Data entries

__________________________________________________

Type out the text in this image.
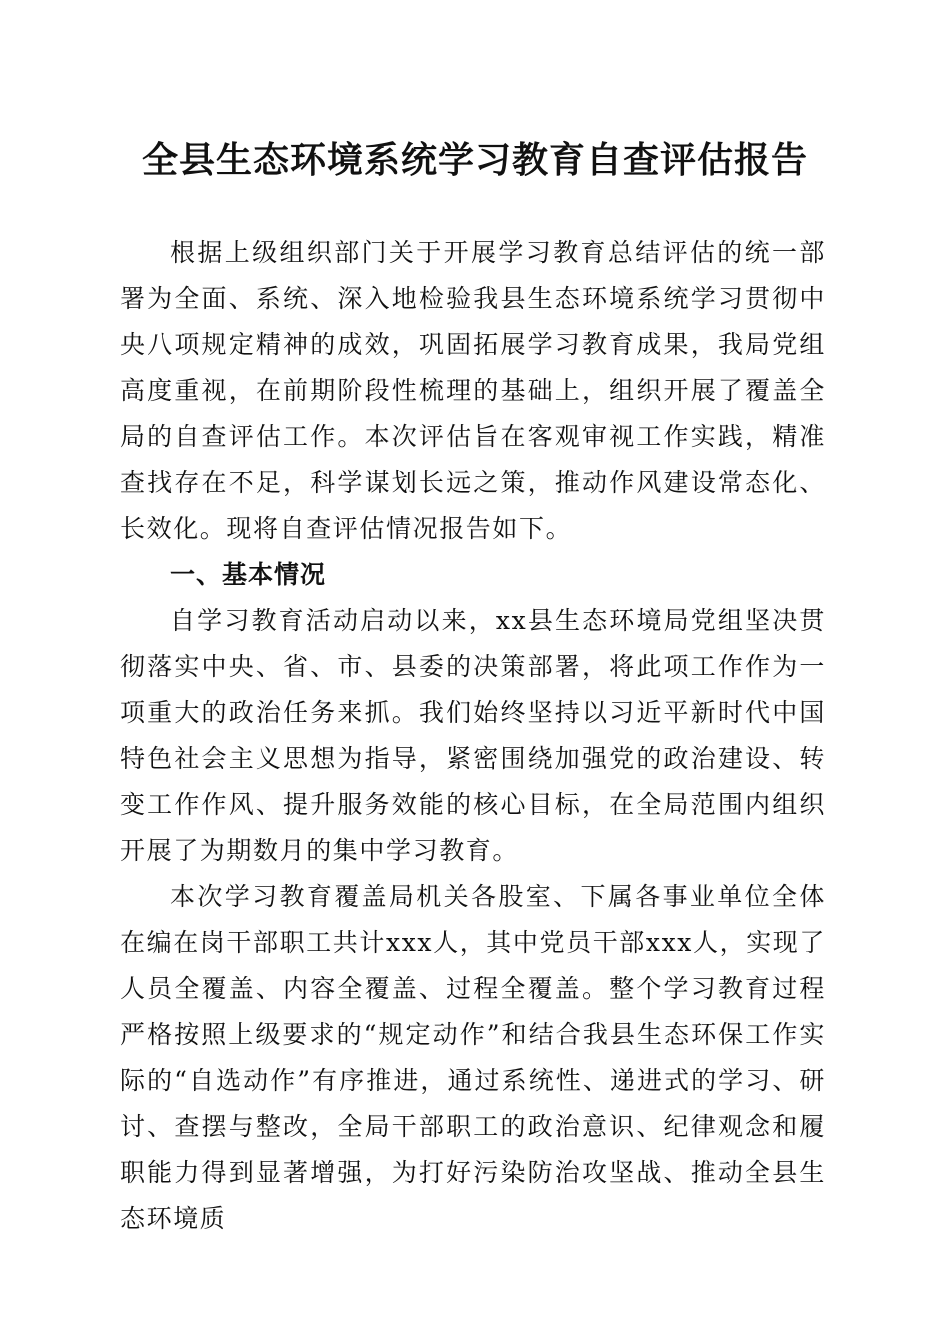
全县生态环境系统学习教育自查评估报告

根据上级组织部门关于开展学习教育总结评估的统一部署为全面、系统、深入地检验我县生态环境系统学习贯彻中央八项规定精神的成效，巩固拓展学习教育成果，我局党组高度重视，在前期阶段性梳理的基础上，组织开展了覆盖全局的自查评估工作。本次评估旨在客观审视工作实践，精准查找存在不足，科学谋划长远之策，推动作风建设常态化、长效化。现将自查评估情况报告如下。

一、基本情况

自学习教育活动启动以来，xx县生态环境局党组坚决贯彻落实中央、省、市、县委的决策部署，将此项工作作为一项重大的政治任务来抓。我们始终坚持以习近平新时代中国特色社会主义思想为指导，紧密围绕加强党的政治建设、转变工作作风、提升服务效能的核心目标，在全局范围内组织开展了为期数月的集中学习教育。

本次学习教育覆盖局机关各股室、下属各事业单位全体在编在岗干部职工共计xxx人，其中党员干部xxx人，实现了人员全覆盖、内容全覆盖、过程全覆盖。整个学习教育过程严格按照上级要求的“规定动作”和结合我县生态环保工作实际的“自选动作”有序推进，通过系统性、递进式的学习、研讨、查摆与整改，全局干部职工的政治意识、纪律观念和履职能力得到显著增强，为打好污染防治攻坚战、推动全县生态环境质
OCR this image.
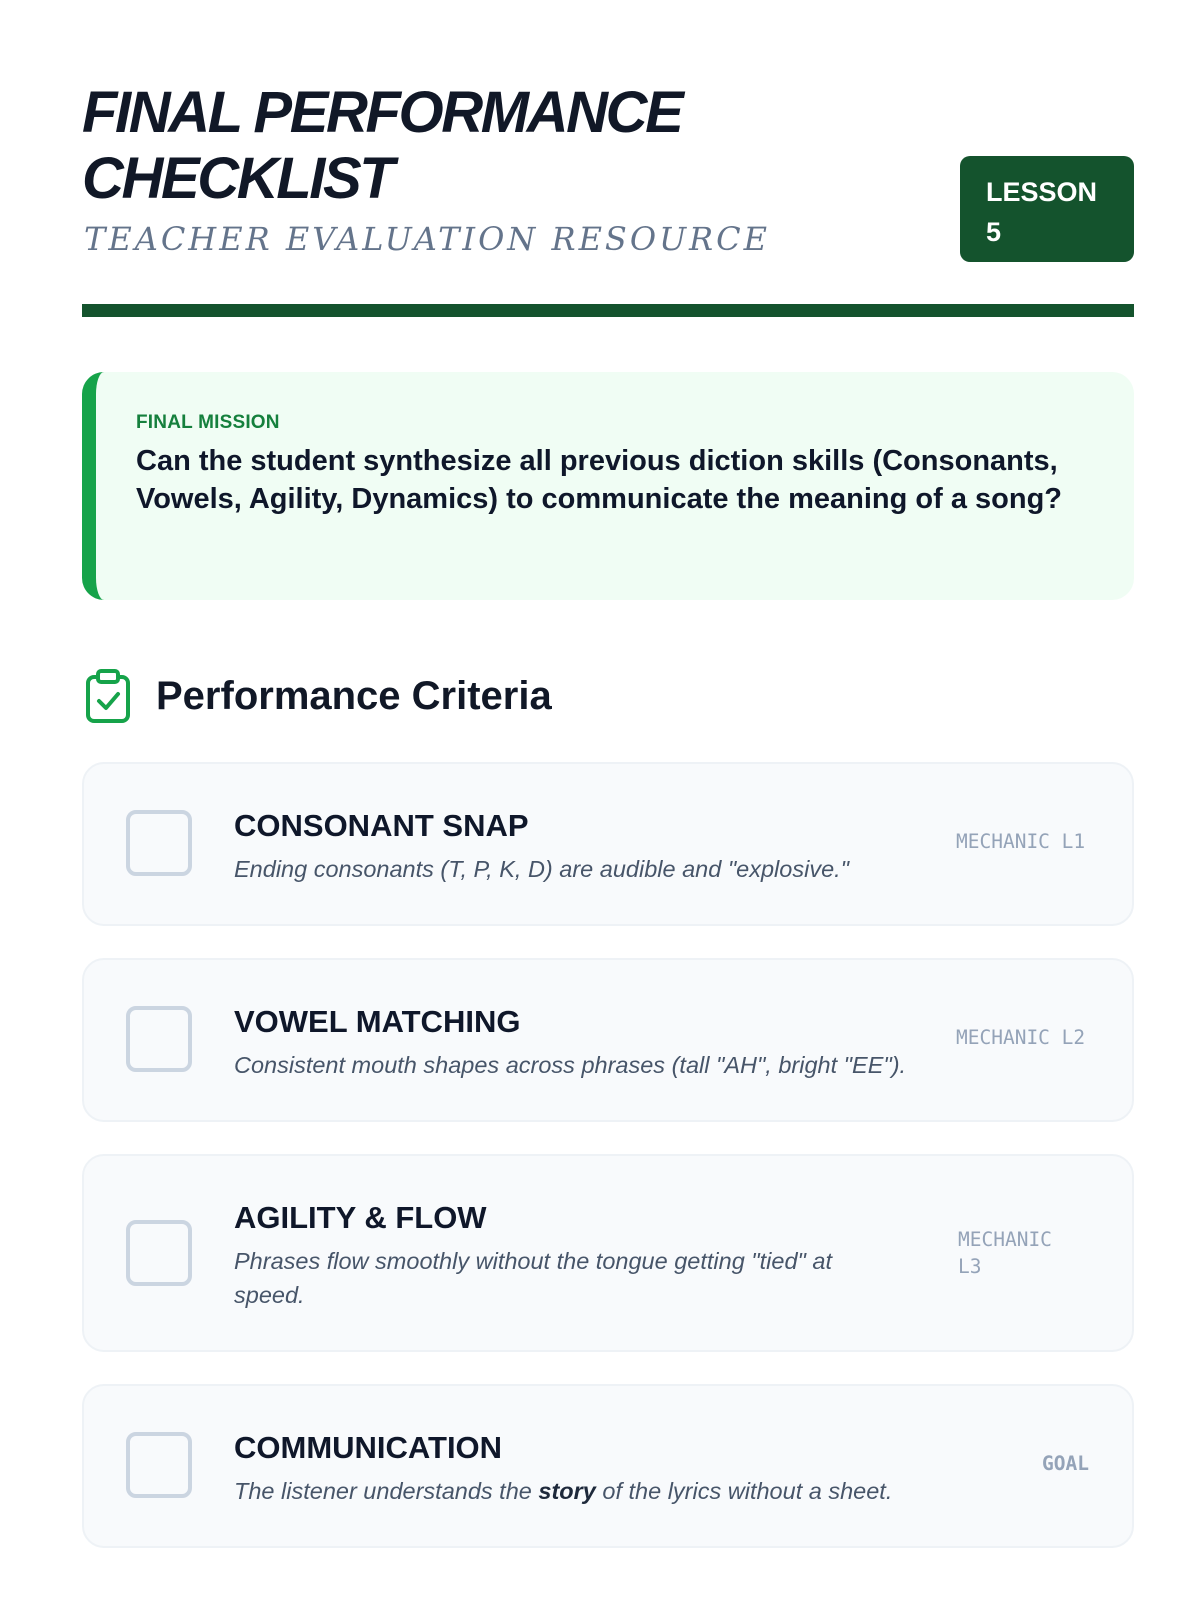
FINAL PERFORMANCE
CHECKLIST

TEACHER EVALUATION RESOURCE

LESSON
5

FINAL MISSION

Can the student synthesize all previous diction skills (Consonants, Vowels, Agility, Dynamics) to communicate the meaning of a song?

Performance Criteria

CONSONANT SNAP

Ending consonants (T, P, K, D) are audible and "explosive."

MECHANIC L1

VOWEL MATCHING

Consistent mouth shapes across phrases (tall "AH", bright "EE").

MECHANIC L2

AGILITY & FLOW

Phrases flow smoothly without the tongue getting "tied" at speed.

MECHANIC
L3

COMMUNICATION

The listener understands the story of the lyrics without a sheet.

GOAL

__________________________________________________

Output the records above exactly as they are, leaving out the pictures.

Type out the text in this image.
全县生态环境系统学习教育自查评估报告

根据上级组织部门关于开展学习教育总结评估的统一部署为全面、系统、深入地检验我县生态环境系统学习贯彻中央八项规定精神的成效，巩固拓展学习教育成果，我局党组高度重视，在前期阶段性梳理的基础上，组织开展了覆盖全局的自查评估工作。本次评估旨在客观审视工作实践，精准查找存在不足，科学谋划长远之策，推动作风建设常态化、长效化。现将自查评估情况报告如下。

一、基本情况

自学习教育活动启动以来，xx县生态环境局党组坚决贯彻落实中央、省、市、县委的决策部署，将此项工作作为一项重大的政治任务来抓。我们始终坚持以习近平新时代中国特色社会主义思想为指导，紧密围绕加强党的政治建设、转变工作作风、提升服务效能的核心目标，在全局范围内组织开展了为期数月的集中学习教育。

本次学习教育覆盖局机关各股室、下属各事业单位全体在编在岗干部职工共计xxx人，其中党员干部xxx人，实现了人员全覆盖、内容全覆盖、过程全覆盖。整个学习教育过程严格按照上级要求的“规定动作”和结合我县生态环保工作实际的“自选动作”有序推进，通过系统性、递进式的学习、研讨、查摆与整改，全局干部职工的政治意识、纪律观念和履职能力得到显著增强，为打好污染防治攻坚战、推动全县生态环境质
OCR this image.
FINAL PERFORMANCE
CHECKLIST

TEACHER EVALUATION RESOURCE

LESSON
5

FINAL MISSION

Can the student synthesize all previous diction skills (Consonants, Vowels, Agility, Dynamics) to communicate the meaning of a song?

Performance Criteria

CONSONANT SNAP

Ending consonants (T, P, K, D) are audible and "explosive."

MECHANIC L1

VOWEL MATCHING

Consistent mouth shapes across phrases (tall "AH", bright "EE").

MECHANIC L2

AGILITY & FLOW

Phrases flow smoothly without the tongue getting "tied" at speed.

MECHANIC
L3

COMMUNICATION

The listener understands the story of the lyrics without a sheet.

GOAL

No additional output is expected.